Data excerpts

▬▬▬▬▬▬

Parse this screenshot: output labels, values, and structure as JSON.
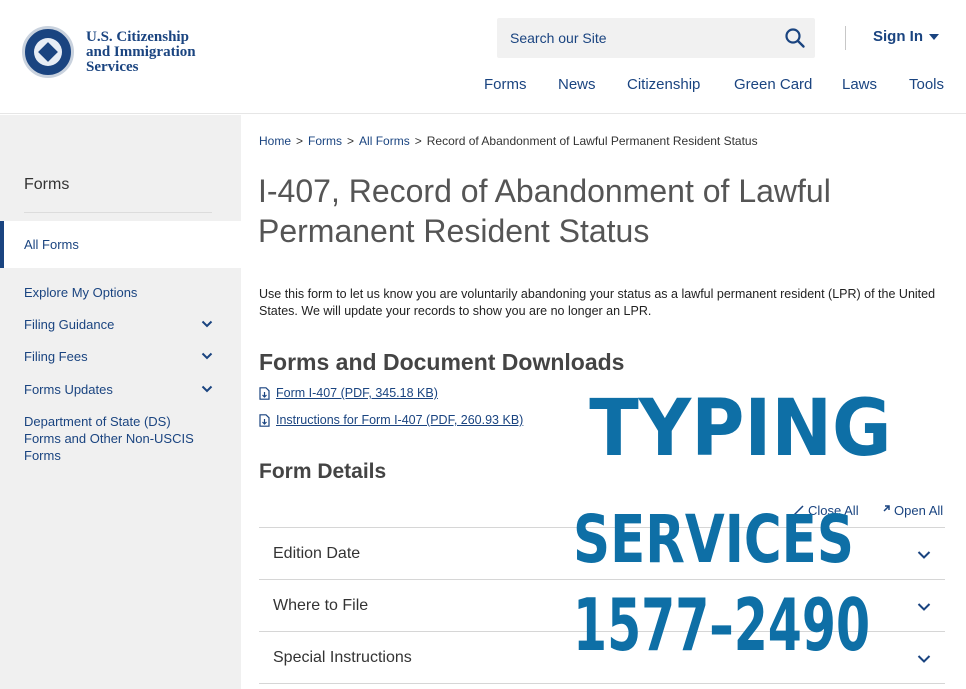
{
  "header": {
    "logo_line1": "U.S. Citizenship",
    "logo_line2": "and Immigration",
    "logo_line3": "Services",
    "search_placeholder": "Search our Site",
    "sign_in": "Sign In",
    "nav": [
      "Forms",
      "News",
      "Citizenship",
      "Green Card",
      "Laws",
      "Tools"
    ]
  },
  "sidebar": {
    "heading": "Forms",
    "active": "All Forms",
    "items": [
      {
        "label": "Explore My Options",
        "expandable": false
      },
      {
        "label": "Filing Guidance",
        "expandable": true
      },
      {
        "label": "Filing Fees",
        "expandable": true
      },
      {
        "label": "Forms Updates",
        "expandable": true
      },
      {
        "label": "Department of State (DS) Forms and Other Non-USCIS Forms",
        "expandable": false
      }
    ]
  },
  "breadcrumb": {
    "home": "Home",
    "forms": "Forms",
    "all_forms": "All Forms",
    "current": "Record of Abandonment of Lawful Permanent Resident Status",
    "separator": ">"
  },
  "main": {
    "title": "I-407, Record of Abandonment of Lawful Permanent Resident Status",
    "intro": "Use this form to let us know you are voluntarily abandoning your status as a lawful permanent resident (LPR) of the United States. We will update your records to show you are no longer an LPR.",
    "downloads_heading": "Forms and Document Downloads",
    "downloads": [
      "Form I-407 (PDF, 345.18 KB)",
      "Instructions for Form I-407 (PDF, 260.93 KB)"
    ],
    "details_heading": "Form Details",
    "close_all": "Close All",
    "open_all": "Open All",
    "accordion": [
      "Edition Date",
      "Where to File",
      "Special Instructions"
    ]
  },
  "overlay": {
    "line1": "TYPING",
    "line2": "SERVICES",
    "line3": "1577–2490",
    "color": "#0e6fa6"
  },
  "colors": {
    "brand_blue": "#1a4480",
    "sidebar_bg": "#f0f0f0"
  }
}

▬▬▬▬▬▬

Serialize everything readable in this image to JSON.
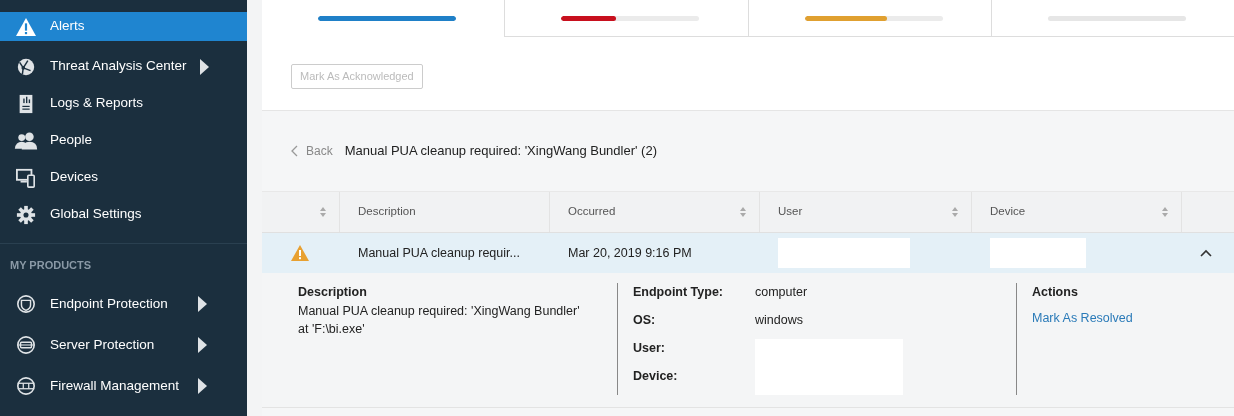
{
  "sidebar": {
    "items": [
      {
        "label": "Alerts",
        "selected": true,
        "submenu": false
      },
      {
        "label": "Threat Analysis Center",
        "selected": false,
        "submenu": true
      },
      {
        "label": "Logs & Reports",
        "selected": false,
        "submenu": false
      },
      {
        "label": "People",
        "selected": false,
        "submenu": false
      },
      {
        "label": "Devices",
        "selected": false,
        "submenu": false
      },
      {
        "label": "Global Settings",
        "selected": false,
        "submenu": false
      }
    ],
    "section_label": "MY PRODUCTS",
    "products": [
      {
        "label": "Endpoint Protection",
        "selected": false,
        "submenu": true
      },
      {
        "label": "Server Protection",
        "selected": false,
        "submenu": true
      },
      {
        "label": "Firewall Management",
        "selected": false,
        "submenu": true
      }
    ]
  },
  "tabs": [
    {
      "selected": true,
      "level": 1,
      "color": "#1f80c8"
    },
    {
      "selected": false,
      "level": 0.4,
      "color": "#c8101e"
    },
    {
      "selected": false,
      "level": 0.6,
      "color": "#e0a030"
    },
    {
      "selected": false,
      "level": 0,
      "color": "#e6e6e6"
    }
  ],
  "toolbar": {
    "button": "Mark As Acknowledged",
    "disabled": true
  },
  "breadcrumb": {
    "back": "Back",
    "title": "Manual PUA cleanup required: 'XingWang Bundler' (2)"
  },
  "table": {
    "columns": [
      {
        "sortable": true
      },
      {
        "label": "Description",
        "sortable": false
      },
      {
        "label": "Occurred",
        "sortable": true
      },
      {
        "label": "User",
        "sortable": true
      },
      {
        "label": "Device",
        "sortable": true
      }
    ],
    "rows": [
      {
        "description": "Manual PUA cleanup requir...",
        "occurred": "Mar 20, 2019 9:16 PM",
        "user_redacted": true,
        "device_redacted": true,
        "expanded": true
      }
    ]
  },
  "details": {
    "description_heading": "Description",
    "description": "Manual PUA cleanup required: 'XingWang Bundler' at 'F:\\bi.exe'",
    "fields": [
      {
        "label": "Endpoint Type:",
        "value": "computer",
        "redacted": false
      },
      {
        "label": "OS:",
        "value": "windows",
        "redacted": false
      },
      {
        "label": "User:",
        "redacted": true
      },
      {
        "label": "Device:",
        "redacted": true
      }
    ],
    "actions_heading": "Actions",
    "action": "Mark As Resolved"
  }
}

▬▬▬▬▬▬

**What to do**
Count the lines that hold the string "Manual" and state that number alone.

**Written solution**
3